Given passage:
+ + +

Example: Low-Latency Alerting¶
-- Stream Analytics: Real-time anomaly detection
WITH Baseline AS (
SELECT
DeviceId,
AVG(Temperature) AS AvgTemp,
STDEV(Temperature) AS StdDevTemp
FROM
[input-telemetry] TIMESTAMP BY EventTime
GROUP BY
DeviceId,
TumblingWindow(hour, 1)
)

+ + +

Excerpted data:
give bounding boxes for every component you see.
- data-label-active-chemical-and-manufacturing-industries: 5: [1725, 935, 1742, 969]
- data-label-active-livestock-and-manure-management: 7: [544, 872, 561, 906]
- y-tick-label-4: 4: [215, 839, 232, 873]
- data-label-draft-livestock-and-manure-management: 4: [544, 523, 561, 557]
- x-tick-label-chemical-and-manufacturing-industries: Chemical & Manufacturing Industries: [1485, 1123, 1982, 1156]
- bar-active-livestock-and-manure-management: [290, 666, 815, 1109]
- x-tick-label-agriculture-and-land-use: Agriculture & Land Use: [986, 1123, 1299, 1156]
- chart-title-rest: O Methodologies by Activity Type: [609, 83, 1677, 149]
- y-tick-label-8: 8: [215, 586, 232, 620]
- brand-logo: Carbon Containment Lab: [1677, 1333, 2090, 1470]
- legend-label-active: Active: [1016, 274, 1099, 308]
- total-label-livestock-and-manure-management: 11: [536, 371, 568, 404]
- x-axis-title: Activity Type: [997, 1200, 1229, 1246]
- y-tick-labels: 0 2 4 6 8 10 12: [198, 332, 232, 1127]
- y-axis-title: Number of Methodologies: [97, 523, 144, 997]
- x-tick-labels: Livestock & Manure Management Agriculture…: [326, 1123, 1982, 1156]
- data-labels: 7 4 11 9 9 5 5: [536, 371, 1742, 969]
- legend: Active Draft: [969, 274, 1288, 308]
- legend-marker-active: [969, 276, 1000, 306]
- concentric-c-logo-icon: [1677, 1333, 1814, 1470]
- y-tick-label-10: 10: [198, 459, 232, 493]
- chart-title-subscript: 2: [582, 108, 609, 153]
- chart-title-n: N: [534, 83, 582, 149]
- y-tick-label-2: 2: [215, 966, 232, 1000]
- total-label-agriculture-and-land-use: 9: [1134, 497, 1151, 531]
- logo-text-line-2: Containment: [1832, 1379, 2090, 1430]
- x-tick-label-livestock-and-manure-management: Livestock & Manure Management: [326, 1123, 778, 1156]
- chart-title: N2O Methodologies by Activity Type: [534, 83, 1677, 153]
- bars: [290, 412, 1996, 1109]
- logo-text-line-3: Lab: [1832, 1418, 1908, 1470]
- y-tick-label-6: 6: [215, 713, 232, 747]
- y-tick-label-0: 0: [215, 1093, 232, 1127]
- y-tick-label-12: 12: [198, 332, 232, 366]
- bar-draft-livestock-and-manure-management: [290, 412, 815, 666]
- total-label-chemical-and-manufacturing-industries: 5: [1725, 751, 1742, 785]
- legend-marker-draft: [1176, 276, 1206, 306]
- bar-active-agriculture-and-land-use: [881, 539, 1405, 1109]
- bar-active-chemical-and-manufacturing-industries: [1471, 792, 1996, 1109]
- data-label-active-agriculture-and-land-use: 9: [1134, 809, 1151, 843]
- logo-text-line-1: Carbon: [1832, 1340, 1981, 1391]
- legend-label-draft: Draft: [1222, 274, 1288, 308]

+ + +

Tasks to complete:
- a) In the low-latency alerting example, what purpose does the comment give for the query, and what does the Baseline step compute? Answer in one to three sentences.
- b) Continue the low-latency alerting example from the closing parenthesis of the Baseline definition.

List of answers:
- a) The comment labels the query as real-time anomaly detection in Stream Analytics. The Baseline step computes, for each DeviceId, the average temperature (AvgTemp) and the standard deviation of temperature (StdDevTemp). It does this over one-hour tumbling windows, using EventTime as the timestamp for the input-telemetry stream.

- b)
SELECT
t.DeviceId,
t.Temperature,
b.AvgTemp,
b.StdDevTemp,
ABS(t.Temperature - b.AvgTemp) / b.StdDevTemp AS ZScore,
System.Timestamp() AS AlertTime
INTO
[output-alerts]
FROM
[input-telemetry] t TIMESTAMP BY EventTime
JOIN Baseline b ON t.DeviceId = b.DeviceId
AND DATEDIFF(minute, b, t) BETWEEN 0 AND 5
WHERE
ABS(t.Temperature - b.AvgTemp) / b.StdDevTemp > 3 -- 3 sigma threshold
🌊 Streaming Performance is Critical Monitor latency metrics continuously, test under peak loads, and have scaling policies ready. Real-time systems require proactive monitoring and rapid response to performance issues.